### Problem statement
Below is a listing; copy all of it exactly.

-------- Excerpted data --------

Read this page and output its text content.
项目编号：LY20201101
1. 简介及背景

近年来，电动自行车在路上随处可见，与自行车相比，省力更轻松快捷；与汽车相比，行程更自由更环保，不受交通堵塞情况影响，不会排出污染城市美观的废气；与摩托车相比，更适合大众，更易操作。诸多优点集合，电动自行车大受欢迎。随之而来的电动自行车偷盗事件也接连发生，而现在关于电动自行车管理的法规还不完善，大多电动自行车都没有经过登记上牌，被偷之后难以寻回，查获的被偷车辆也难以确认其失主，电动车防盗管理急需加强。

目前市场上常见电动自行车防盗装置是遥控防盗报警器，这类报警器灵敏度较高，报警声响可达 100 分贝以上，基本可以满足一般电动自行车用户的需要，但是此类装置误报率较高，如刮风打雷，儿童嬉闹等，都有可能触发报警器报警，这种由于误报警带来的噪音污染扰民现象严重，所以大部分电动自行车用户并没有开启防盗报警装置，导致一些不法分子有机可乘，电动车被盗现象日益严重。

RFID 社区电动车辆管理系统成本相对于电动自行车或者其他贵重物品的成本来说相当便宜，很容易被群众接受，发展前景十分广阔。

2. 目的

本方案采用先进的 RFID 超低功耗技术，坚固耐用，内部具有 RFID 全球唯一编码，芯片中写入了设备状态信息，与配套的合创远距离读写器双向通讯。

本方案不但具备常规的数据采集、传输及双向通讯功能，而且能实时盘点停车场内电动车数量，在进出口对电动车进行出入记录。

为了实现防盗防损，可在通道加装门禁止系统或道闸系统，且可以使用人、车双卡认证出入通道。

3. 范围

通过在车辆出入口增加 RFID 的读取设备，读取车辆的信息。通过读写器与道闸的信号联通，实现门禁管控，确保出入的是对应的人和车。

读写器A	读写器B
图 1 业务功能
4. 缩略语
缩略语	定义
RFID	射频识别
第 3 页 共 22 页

--------

### Response to the exercise
Read this page and output its text content.
项目编号：LY20201101
1. 简介及背景

近年来，电动自行车在路上随处可见，与自行车相比，省力更轻松快捷；与汽车相比，行程更自由更环保，不受交通堵塞情况影响，不会排出污染城市美观的废气；与摩托车相比，更适合大众，更易操作。诸多优点集合，电动自行车大受欢迎。随之而来的电动自行车偷盗事件也接连发生，而现在关于电动自行车管理的法规还不完善，大多电动自行车都没有经过登记上牌，被偷之后难以寻回，查获的被偷车辆也难以确认其失主，电动车防盗管理急需加强。

目前市场上常见电动自行车防盗装置是遥控防盗报警器，这类报警器灵敏度较高，报警声响可达 100 分贝以上，基本可以满足一般电动自行车用户的需要，但是此类装置误报率较高，如刮风打雷，儿童嬉闹等，都有可能触发报警器报警，这种由于误报警带来的噪音污染扰民现象严重，所以大部分电动自行车用户并没有开启防盗报警装置，导致一些不法分子有机可乘，电动车被盗现象日益严重。

RFID 社区电动车辆管理系统成本相对于电动自行车或者其他贵重物品的成本来说相当便宜，很容易被群众接受，发展前景十分广阔。

2. 目的

本方案采用先进的 RFID 超低功耗技术，坚固耐用，内部具有 RFID 全球唯一编码，芯片中写入了设备状态信息，与配套的合创远距离读写器双向通讯。

本方案不但具备常规的数据采集、传输及双向通讯功能，而且能实时盘点停车场内电动车数量，在进出口对电动车进行出入记录。

为了实现防盗防损，可在通道加装门禁止系统或道闸系统，且可以使用人、车双卡认证出入通道。

3. 范围

通过在车辆出入口增加 RFID 的读取设备，读取车辆的信息。通过读写器与道闸的信号联通，实现门禁管控，确保出入的是对应的人和车。

读写器A	读写器B
图 1 业务功能
4. 缩略语
缩略语	定义
RFID	射频识别
第 3 页 共 22 页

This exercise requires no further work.